What the task requires: Among the lines below, list those containing the string "JSON".

Begin Input data

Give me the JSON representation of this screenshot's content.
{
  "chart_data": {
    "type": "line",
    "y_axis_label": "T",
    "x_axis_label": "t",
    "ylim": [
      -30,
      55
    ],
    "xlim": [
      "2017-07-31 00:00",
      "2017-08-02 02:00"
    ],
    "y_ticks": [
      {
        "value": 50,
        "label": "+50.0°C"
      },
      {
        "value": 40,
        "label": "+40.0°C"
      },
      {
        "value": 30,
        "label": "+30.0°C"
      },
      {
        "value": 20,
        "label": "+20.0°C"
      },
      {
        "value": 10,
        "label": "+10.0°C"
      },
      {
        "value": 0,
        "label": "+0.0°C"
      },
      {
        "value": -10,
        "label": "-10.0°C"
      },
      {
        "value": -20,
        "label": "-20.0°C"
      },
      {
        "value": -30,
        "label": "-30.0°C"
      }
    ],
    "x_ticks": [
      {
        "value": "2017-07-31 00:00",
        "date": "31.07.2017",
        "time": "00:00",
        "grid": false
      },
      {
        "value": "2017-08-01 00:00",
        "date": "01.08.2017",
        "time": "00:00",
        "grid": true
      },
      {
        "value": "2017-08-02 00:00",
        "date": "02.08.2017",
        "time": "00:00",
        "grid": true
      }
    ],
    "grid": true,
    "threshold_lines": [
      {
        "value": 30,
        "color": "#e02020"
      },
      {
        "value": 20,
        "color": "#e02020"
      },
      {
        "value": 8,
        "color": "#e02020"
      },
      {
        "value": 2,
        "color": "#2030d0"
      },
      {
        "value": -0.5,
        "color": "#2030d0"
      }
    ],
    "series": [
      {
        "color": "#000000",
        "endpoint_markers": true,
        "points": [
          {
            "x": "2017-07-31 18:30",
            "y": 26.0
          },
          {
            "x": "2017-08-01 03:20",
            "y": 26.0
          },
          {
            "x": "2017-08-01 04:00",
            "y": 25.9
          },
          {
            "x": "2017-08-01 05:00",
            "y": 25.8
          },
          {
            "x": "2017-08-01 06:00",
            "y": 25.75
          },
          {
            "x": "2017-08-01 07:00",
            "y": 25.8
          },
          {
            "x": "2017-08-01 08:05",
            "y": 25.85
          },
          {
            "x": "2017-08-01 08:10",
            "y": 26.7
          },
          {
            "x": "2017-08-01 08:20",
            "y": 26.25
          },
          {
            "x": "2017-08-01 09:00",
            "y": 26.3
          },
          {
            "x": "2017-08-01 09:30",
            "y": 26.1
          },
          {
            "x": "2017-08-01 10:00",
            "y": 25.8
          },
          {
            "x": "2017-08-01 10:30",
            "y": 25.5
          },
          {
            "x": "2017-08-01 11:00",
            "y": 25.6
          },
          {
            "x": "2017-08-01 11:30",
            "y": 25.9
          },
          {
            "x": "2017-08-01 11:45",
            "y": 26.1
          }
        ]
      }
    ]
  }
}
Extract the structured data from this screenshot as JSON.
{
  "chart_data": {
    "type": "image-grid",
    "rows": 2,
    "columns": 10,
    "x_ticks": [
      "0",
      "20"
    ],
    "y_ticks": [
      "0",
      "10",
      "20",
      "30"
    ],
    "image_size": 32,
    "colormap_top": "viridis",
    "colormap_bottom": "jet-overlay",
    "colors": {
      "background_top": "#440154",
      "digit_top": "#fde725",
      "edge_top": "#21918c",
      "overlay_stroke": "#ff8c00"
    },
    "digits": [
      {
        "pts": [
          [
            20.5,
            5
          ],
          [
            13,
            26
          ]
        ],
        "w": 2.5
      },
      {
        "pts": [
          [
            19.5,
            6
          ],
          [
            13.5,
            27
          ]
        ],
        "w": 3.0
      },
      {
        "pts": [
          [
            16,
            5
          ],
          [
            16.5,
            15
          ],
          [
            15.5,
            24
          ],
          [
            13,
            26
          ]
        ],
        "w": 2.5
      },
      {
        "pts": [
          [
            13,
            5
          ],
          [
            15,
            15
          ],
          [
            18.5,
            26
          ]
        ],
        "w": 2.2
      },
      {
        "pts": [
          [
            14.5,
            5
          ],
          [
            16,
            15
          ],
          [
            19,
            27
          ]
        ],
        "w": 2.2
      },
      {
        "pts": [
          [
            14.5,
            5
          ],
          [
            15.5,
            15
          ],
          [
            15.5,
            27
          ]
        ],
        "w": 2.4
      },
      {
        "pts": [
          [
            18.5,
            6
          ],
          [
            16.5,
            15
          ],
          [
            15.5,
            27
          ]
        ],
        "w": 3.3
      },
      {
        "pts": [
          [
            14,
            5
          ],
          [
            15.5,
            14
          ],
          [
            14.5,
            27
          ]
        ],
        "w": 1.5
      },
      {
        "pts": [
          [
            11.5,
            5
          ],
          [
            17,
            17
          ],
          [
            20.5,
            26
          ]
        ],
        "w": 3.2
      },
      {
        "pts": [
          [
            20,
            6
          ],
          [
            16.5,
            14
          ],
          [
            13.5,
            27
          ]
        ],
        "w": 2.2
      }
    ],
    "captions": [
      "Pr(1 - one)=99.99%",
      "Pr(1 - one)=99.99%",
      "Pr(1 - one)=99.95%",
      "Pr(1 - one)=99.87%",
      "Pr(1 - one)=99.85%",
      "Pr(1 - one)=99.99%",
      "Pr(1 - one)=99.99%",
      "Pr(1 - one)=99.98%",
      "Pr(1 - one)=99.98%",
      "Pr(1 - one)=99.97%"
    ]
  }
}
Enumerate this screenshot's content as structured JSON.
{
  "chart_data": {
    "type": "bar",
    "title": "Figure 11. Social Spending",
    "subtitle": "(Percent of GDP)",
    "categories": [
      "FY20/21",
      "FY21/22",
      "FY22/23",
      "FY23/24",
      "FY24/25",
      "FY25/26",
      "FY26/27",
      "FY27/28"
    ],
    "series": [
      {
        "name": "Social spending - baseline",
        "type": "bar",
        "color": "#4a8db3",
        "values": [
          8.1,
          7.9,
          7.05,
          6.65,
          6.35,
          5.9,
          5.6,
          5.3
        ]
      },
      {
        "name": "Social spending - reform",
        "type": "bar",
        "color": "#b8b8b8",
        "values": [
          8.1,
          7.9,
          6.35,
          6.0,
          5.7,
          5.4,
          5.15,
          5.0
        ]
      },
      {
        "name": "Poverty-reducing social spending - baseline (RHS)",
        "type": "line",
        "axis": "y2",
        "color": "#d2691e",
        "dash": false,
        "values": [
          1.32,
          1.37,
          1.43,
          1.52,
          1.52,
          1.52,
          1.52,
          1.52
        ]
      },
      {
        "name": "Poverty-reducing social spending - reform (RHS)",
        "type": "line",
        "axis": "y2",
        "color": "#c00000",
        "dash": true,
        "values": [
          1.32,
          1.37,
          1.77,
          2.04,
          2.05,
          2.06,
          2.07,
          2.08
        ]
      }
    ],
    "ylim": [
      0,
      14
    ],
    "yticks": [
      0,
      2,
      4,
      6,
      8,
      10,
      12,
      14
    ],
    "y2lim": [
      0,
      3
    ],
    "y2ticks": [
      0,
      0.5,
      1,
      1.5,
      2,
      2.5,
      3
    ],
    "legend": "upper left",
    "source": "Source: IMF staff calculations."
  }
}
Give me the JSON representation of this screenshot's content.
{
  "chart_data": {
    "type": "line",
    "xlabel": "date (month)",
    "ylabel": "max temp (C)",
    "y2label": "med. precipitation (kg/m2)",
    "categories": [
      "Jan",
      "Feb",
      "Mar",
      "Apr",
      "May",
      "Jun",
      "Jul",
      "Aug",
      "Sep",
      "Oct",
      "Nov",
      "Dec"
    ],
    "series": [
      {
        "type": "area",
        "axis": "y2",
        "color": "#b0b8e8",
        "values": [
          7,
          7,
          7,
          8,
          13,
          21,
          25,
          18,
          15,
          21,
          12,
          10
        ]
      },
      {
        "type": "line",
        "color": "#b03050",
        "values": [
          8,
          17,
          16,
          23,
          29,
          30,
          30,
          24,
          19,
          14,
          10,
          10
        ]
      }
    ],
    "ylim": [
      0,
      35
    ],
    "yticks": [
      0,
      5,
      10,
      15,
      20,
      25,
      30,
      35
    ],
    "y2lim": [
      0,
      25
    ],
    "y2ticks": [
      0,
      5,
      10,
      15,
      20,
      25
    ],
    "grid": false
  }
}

End Input data

Exercise response:
Give me the JSON representation of this screenshot's content.
Extract the structured data from this screenshot as JSON.
Enumerate this screenshot's content as structured JSON.
Give me the JSON representation of this screenshot's content.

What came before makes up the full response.